Task brief -
Return the lines below that carry the word "color".

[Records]
━━━━
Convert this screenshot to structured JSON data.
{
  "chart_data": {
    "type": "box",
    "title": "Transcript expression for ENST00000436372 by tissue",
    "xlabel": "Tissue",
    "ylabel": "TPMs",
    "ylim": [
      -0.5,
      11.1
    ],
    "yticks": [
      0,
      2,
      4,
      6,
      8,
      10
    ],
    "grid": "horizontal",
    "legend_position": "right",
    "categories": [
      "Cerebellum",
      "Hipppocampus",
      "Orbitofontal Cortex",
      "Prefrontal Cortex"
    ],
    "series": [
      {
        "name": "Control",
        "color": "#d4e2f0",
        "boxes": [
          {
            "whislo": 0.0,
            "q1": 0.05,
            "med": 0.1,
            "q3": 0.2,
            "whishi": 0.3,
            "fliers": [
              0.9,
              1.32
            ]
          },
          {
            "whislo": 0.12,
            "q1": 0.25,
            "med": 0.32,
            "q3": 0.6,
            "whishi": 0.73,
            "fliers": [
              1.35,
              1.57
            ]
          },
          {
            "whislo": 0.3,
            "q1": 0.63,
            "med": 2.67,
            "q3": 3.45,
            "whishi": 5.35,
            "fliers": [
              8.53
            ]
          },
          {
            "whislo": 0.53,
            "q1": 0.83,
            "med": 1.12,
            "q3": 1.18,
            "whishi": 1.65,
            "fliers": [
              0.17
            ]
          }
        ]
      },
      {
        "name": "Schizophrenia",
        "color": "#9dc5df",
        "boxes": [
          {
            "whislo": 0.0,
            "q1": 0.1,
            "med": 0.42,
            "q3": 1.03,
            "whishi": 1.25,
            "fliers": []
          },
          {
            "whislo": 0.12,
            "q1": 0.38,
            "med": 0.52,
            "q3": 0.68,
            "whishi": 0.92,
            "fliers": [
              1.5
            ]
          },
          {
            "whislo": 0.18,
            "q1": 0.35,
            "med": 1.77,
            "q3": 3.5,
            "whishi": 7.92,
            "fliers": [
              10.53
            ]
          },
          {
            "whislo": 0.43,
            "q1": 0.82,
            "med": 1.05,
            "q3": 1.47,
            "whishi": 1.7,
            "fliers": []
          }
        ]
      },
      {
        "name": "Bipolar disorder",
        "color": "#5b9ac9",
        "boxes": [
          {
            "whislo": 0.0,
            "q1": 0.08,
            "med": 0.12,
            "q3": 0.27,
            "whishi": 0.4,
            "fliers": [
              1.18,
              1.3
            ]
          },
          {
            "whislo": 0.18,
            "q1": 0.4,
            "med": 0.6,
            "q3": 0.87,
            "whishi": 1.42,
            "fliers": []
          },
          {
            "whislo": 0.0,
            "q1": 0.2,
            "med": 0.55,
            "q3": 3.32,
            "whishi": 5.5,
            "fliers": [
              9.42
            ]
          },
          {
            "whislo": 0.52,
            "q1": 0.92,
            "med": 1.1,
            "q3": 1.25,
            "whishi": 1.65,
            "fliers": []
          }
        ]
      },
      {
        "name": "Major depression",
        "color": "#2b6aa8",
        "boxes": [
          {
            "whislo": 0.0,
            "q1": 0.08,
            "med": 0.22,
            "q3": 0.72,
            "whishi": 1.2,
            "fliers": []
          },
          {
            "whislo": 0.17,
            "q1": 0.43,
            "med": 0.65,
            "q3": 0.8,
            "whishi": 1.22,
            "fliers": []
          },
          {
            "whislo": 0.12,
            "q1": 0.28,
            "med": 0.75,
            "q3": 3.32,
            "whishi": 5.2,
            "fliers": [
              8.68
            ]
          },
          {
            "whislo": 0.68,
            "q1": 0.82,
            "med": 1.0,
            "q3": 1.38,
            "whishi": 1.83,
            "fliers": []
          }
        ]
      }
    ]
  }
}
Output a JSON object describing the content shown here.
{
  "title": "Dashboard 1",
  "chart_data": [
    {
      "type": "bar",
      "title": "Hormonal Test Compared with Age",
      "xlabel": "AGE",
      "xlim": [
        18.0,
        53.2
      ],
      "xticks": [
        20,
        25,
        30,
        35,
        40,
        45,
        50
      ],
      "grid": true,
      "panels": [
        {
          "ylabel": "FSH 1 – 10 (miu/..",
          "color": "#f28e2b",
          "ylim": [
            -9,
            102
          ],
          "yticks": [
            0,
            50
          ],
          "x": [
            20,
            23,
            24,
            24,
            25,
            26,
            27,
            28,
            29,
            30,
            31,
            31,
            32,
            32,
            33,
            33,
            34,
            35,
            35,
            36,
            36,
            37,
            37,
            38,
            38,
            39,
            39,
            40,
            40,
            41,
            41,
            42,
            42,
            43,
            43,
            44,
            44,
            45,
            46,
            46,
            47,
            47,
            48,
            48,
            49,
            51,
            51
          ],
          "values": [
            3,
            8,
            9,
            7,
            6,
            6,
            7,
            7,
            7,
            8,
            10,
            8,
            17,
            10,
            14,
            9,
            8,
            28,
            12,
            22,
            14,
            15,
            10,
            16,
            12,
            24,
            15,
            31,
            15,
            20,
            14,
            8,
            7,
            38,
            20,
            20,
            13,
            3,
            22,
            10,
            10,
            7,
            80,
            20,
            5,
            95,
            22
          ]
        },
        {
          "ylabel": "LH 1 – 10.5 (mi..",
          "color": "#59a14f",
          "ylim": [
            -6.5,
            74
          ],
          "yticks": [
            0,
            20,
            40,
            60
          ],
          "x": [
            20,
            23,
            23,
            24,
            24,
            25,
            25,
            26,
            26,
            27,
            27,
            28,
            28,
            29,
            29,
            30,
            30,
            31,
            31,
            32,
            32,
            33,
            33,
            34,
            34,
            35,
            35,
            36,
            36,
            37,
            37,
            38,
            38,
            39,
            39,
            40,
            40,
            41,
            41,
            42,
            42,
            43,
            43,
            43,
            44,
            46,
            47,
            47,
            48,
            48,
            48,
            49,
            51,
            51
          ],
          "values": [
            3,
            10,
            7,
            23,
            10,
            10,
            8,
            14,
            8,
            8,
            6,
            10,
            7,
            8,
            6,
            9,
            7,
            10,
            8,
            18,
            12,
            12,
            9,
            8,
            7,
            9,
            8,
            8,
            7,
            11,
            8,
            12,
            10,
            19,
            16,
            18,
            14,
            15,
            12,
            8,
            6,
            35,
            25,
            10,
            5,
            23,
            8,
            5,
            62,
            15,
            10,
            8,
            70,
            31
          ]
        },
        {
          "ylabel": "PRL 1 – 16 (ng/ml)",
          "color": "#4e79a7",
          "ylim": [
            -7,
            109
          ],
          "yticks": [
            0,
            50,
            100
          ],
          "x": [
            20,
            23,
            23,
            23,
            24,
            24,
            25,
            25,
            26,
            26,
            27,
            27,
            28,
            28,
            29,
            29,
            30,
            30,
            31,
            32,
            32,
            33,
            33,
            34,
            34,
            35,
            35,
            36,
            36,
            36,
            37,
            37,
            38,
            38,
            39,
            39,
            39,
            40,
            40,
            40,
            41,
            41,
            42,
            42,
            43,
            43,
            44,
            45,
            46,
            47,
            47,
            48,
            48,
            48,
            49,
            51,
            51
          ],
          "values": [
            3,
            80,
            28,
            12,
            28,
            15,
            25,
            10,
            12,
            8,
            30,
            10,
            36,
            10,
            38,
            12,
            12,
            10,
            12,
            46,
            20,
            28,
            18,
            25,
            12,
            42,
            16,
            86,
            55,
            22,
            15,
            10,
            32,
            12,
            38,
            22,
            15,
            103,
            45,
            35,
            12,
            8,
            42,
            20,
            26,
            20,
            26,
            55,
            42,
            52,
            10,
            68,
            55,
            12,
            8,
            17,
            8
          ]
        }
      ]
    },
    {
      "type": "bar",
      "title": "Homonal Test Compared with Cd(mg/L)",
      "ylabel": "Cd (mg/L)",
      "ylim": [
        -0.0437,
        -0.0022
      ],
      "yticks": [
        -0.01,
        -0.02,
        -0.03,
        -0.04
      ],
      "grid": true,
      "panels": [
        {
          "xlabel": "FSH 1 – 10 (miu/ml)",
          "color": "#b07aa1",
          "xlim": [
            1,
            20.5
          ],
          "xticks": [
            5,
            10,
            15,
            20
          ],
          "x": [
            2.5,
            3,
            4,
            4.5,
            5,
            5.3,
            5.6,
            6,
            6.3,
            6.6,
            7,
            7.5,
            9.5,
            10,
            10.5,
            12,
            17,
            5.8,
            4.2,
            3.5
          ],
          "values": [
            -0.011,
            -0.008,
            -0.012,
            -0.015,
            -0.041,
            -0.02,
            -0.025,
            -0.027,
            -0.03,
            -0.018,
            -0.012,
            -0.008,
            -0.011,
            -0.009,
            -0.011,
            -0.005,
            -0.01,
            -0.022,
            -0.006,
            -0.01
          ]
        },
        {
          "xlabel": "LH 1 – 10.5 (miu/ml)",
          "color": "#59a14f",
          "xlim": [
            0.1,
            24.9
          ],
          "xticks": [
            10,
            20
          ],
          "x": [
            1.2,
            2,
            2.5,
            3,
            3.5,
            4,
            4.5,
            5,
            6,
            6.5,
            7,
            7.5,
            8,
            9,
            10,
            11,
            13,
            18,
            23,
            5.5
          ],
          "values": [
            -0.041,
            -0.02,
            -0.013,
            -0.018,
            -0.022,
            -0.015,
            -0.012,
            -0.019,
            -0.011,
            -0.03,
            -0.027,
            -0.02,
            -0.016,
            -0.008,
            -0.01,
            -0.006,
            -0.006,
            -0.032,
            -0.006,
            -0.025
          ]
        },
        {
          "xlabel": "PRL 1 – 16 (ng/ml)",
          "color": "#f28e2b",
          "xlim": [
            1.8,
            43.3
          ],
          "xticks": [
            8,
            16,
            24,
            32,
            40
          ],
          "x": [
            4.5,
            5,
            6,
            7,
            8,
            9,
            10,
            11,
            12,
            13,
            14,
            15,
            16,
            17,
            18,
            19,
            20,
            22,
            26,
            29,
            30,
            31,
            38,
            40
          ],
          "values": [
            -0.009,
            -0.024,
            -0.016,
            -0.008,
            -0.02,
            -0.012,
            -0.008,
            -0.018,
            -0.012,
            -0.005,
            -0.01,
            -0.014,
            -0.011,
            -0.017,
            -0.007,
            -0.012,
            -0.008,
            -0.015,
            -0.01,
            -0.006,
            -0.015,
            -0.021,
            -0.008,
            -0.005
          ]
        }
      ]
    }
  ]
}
━━━━
Problem solution -
        "color": "#d4e2f0",
        "color": "#9dc5df",
        "color": "#5b9ac9",
        "color": "#2b6aa8",
          "color": "#f28e2b",
          "color": "#59a14f",
          "color": "#4e79a7",
          "color": "#b07aa1",
          "color": "#59a14f",
          "color": "#f28e2b",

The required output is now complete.